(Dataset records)
________________

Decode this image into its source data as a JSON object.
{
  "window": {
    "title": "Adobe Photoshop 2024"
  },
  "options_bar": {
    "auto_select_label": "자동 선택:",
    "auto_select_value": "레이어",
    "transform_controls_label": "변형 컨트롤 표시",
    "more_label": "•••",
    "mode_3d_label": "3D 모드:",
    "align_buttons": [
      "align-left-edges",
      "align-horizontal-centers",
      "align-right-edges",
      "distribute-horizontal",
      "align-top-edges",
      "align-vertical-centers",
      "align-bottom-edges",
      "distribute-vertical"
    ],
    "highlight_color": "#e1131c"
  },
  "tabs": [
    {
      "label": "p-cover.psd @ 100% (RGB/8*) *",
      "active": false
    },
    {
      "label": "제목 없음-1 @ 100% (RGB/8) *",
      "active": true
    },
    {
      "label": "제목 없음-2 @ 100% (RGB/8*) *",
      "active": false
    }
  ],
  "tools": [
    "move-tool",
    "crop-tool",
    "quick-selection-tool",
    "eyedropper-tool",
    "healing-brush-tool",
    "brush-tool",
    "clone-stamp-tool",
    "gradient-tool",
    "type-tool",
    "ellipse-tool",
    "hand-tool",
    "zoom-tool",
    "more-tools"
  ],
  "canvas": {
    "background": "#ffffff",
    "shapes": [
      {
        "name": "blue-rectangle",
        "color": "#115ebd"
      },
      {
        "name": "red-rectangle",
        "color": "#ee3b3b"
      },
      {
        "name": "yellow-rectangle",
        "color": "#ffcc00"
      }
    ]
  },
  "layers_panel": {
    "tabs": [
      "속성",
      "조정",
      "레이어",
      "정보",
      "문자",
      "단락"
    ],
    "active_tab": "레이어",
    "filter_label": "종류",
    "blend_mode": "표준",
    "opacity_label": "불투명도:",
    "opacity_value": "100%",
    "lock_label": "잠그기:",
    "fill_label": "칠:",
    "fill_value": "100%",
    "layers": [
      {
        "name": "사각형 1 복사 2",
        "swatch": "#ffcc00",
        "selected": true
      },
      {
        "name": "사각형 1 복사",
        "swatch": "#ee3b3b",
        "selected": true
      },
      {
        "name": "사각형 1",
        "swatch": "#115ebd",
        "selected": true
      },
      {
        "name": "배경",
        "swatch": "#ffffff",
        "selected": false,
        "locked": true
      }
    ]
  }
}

________________

• Directions for this task
Restate every record exactly, leaving nothing out.

• Written response
Decode this image into its source data as a JSON object.
{
  "window": {
    "title": "Adobe Photoshop 2024"
  },
  "options_bar": {
    "auto_select_label": "자동 선택:",
    "auto_select_value": "레이어",
    "transform_controls_label": "변형 컨트롤 표시",
    "more_label": "•••",
    "mode_3d_label": "3D 모드:",
    "align_buttons": [
      "align-left-edges",
      "align-horizontal-centers",
      "align-right-edges",
      "distribute-horizontal",
      "align-top-edges",
      "align-vertical-centers",
      "align-bottom-edges",
      "distribute-vertical"
    ],
    "highlight_color": "#e1131c"
  },
  "tabs": [
    {
      "label": "p-cover.psd @ 100% (RGB/8*) *",
      "active": false
    },
    {
      "label": "제목 없음-1 @ 100% (RGB/8) *",
      "active": true
    },
    {
      "label": "제목 없음-2 @ 100% (RGB/8*) *",
      "active": false
    }
  ],
  "tools": [
    "move-tool",
    "crop-tool",
    "quick-selection-tool",
    "eyedropper-tool",
    "healing-brush-tool",
    "brush-tool",
    "clone-stamp-tool",
    "gradient-tool",
    "type-tool",
    "ellipse-tool",
    "hand-tool",
    "zoom-tool",
    "more-tools"
  ],
  "canvas": {
    "background": "#ffffff",
    "shapes": [
      {
        "name": "blue-rectangle",
        "color": "#115ebd"
      },
      {
        "name": "red-rectangle",
        "color": "#ee3b3b"
      },
      {
        "name": "yellow-rectangle",
        "color": "#ffcc00"
      }
    ]
  },
  "layers_panel": {
    "tabs": [
      "속성",
      "조정",
      "레이어",
      "정보",
      "문자",
      "단락"
    ],
    "active_tab": "레이어",
    "filter_label": "종류",
    "blend_mode": "표준",
    "opacity_label": "불투명도:",
    "opacity_value": "100%",
    "lock_label": "잠그기:",
    "fill_label": "칠:",
    "fill_value": "100%",
    "layers": [
      {
        "name": "사각형 1 복사 2",
        "swatch": "#ffcc00",
        "selected": true
      },
      {
        "name": "사각형 1 복사",
        "swatch": "#ee3b3b",
        "selected": true
      },
      {
        "name": "사각형 1",
        "swatch": "#115ebd",
        "selected": true
      },
      {
        "name": "배경",
        "swatch": "#ffffff",
        "selected": false,
        "locked": true
      }
    ]
  }
}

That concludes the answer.